-- START DATA SECTION --
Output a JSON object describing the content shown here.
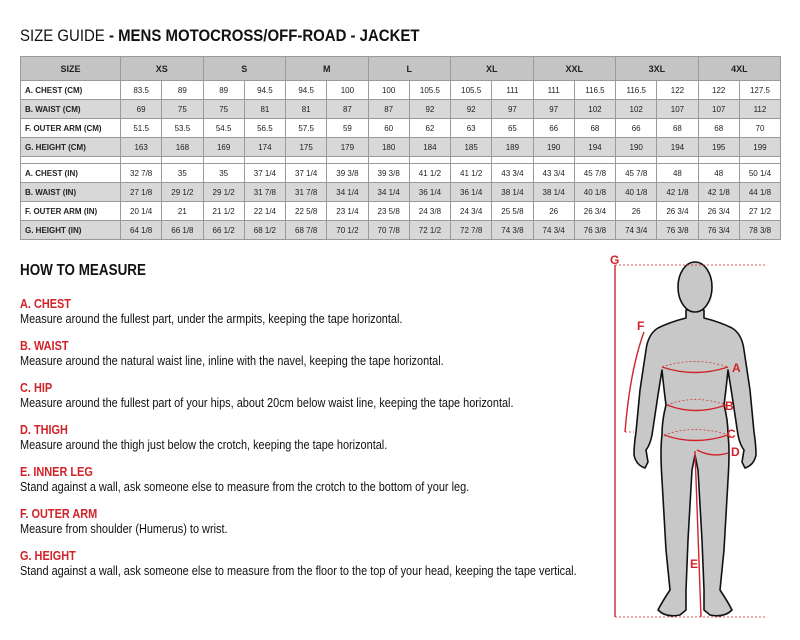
{
  "title": {
    "prefix": "SIZE GUIDE",
    "bold": "- MENS MOTOCROSS/OFF-ROAD - JACKET"
  },
  "table": {
    "size_header": "SIZE",
    "sizes": [
      "XS",
      "S",
      "M",
      "L",
      "XL",
      "XXL",
      "3XL",
      "4XL"
    ],
    "cm_rows": [
      {
        "label": "A. CHEST (CM)",
        "values": [
          "83.5",
          "89",
          "89",
          "94.5",
          "94.5",
          "100",
          "100",
          "105.5",
          "105.5",
          "111",
          "111",
          "116.5",
          "116.5",
          "122",
          "122",
          "127.5"
        ]
      },
      {
        "label": "B. WAIST (CM)",
        "values": [
          "69",
          "75",
          "75",
          "81",
          "81",
          "87",
          "87",
          "92",
          "92",
          "97",
          "97",
          "102",
          "102",
          "107",
          "107",
          "112"
        ]
      },
      {
        "label": "F. OUTER ARM (CM)",
        "values": [
          "51.5",
          "53.5",
          "54.5",
          "56.5",
          "57.5",
          "59",
          "60",
          "62",
          "63",
          "65",
          "66",
          "68",
          "66",
          "68",
          "68",
          "70"
        ]
      },
      {
        "label": "G. HEIGHT (CM)",
        "values": [
          "163",
          "168",
          "169",
          "174",
          "175",
          "179",
          "180",
          "184",
          "185",
          "189",
          "190",
          "194",
          "190",
          "194",
          "195",
          "199"
        ]
      }
    ],
    "in_rows": [
      {
        "label": "A. CHEST (IN)",
        "values": [
          "32 7/8",
          "35",
          "35",
          "37 1/4",
          "37 1/4",
          "39 3/8",
          "39 3/8",
          "41 1/2",
          "41 1/2",
          "43 3/4",
          "43 3/4",
          "45 7/8",
          "45 7/8",
          "48",
          "48",
          "50 1/4"
        ]
      },
      {
        "label": "B. WAIST (IN)",
        "values": [
          "27 1/8",
          "29 1/2",
          "29 1/2",
          "31 7/8",
          "31 7/8",
          "34 1/4",
          "34 1/4",
          "36 1/4",
          "36 1/4",
          "38 1/4",
          "38 1/4",
          "40 1/8",
          "40 1/8",
          "42 1/8",
          "42 1/8",
          "44 1/8"
        ]
      },
      {
        "label": "F. OUTER ARM (IN)",
        "values": [
          "20 1/4",
          "21",
          "21 1/2",
          "22 1/4",
          "22 5/8",
          "23 1/4",
          "23 5/8",
          "24 3/8",
          "24 3/4",
          "25 5/8",
          "26",
          "26 3/4",
          "26",
          "26 3/4",
          "26 3/4",
          "27 1/2"
        ]
      },
      {
        "label": "G. HEIGHT (IN)",
        "values": [
          "64 1/8",
          "66 1/8",
          "66 1/2",
          "68 1/2",
          "68 7/8",
          "70 1/2",
          "70 7/8",
          "72 1/2",
          "72 7/8",
          "74 3/8",
          "74 3/4",
          "76 3/8",
          "74 3/4",
          "76 3/8",
          "76 3/4",
          "78 3/8"
        ]
      }
    ]
  },
  "how_to_measure": {
    "heading": "HOW TO MEASURE",
    "sections": [
      {
        "title": "A. CHEST",
        "text": "Measure around the fullest part, under the armpits, keeping the tape horizontal."
      },
      {
        "title": "B. WAIST",
        "text": "Measure around the natural waist line, inline with the navel, keeping the tape horizontal."
      },
      {
        "title": "C. HIP",
        "text": "Measure around the fullest part of your hips, about 20cm below waist line, keeping the tape horizontal."
      },
      {
        "title": "D. THIGH",
        "text": "Measure around the thigh just below the crotch, keeping the tape horizontal."
      },
      {
        "title": "E. INNER LEG",
        "text": "Stand against a wall, ask someone else to measure from the crotch to the bottom of your leg."
      },
      {
        "title": "F. OUTER ARM",
        "text": "Measure from shoulder (Humerus) to wrist."
      },
      {
        "title": "G. HEIGHT",
        "text": "Stand against a wall, ask someone else to measure from the floor to the top of your head, keeping the tape vertical."
      }
    ]
  },
  "figure": {
    "labels": {
      "a": "A",
      "b": "B",
      "c": "C",
      "d": "D",
      "e": "E",
      "f": "F",
      "g": "G"
    }
  },
  "colors": {
    "accent": "#d2232a",
    "header_bg": "#c4c4c4",
    "alt_row": "#d8d8d8",
    "body": "#c8c8c8"
  }
}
-- END DATA SECTION --
Give back the entries verbatim. Do not include any picture.

- _COMPLETED EXERCISE_:
Output a JSON object describing the content shown here.
{
  "title": {
    "prefix": "SIZE GUIDE",
    "bold": "- MENS MOTOCROSS/OFF-ROAD - JACKET"
  },
  "table": {
    "size_header": "SIZE",
    "sizes": [
      "XS",
      "S",
      "M",
      "L",
      "XL",
      "XXL",
      "3XL",
      "4XL"
    ],
    "cm_rows": [
      {
        "label": "A. CHEST (CM)",
        "values": [
          "83.5",
          "89",
          "89",
          "94.5",
          "94.5",
          "100",
          "100",
          "105.5",
          "105.5",
          "111",
          "111",
          "116.5",
          "116.5",
          "122",
          "122",
          "127.5"
        ]
      },
      {
        "label": "B. WAIST (CM)",
        "values": [
          "69",
          "75",
          "75",
          "81",
          "81",
          "87",
          "87",
          "92",
          "92",
          "97",
          "97",
          "102",
          "102",
          "107",
          "107",
          "112"
        ]
      },
      {
        "label": "F. OUTER ARM (CM)",
        "values": [
          "51.5",
          "53.5",
          "54.5",
          "56.5",
          "57.5",
          "59",
          "60",
          "62",
          "63",
          "65",
          "66",
          "68",
          "66",
          "68",
          "68",
          "70"
        ]
      },
      {
        "label": "G. HEIGHT (CM)",
        "values": [
          "163",
          "168",
          "169",
          "174",
          "175",
          "179",
          "180",
          "184",
          "185",
          "189",
          "190",
          "194",
          "190",
          "194",
          "195",
          "199"
        ]
      }
    ],
    "in_rows": [
      {
        "label": "A. CHEST (IN)",
        "values": [
          "32 7/8",
          "35",
          "35",
          "37 1/4",
          "37 1/4",
          "39 3/8",
          "39 3/8",
          "41 1/2",
          "41 1/2",
          "43 3/4",
          "43 3/4",
          "45 7/8",
          "45 7/8",
          "48",
          "48",
          "50 1/4"
        ]
      },
      {
        "label": "B. WAIST (IN)",
        "values": [
          "27 1/8",
          "29 1/2",
          "29 1/2",
          "31 7/8",
          "31 7/8",
          "34 1/4",
          "34 1/4",
          "36 1/4",
          "36 1/4",
          "38 1/4",
          "38 1/4",
          "40 1/8",
          "40 1/8",
          "42 1/8",
          "42 1/8",
          "44 1/8"
        ]
      },
      {
        "label": "F. OUTER ARM (IN)",
        "values": [
          "20 1/4",
          "21",
          "21 1/2",
          "22 1/4",
          "22 5/8",
          "23 1/4",
          "23 5/8",
          "24 3/8",
          "24 3/4",
          "25 5/8",
          "26",
          "26 3/4",
          "26",
          "26 3/4",
          "26 3/4",
          "27 1/2"
        ]
      },
      {
        "label": "G. HEIGHT (IN)",
        "values": [
          "64 1/8",
          "66 1/8",
          "66 1/2",
          "68 1/2",
          "68 7/8",
          "70 1/2",
          "70 7/8",
          "72 1/2",
          "72 7/8",
          "74 3/8",
          "74 3/4",
          "76 3/8",
          "74 3/4",
          "76 3/8",
          "76 3/4",
          "78 3/8"
        ]
      }
    ]
  },
  "how_to_measure": {
    "heading": "HOW TO MEASURE",
    "sections": [
      {
        "title": "A. CHEST",
        "text": "Measure around the fullest part, under the armpits, keeping the tape horizontal."
      },
      {
        "title": "B. WAIST",
        "text": "Measure around the natural waist line, inline with the navel, keeping the tape horizontal."
      },
      {
        "title": "C. HIP",
        "text": "Measure around the fullest part of your hips, about 20cm below waist line, keeping the tape horizontal."
      },
      {
        "title": "D. THIGH",
        "text": "Measure around the thigh just below the crotch, keeping the tape horizontal."
      },
      {
        "title": "E. INNER LEG",
        "text": "Stand against a wall, ask someone else to measure from the crotch to the bottom of your leg."
      },
      {
        "title": "F. OUTER ARM",
        "text": "Measure from shoulder (Humerus) to wrist."
      },
      {
        "title": "G. HEIGHT",
        "text": "Stand against a wall, ask someone else to measure from the floor to the top of your head, keeping the tape vertical."
      }
    ]
  },
  "figure": {
    "labels": {
      "a": "A",
      "b": "B",
      "c": "C",
      "d": "D",
      "e": "E",
      "f": "F",
      "g": "G"
    }
  },
  "colors": {
    "accent": "#d2232a",
    "header_bg": "#c4c4c4",
    "alt_row": "#d8d8d8",
    "body": "#c8c8c8"
  }
}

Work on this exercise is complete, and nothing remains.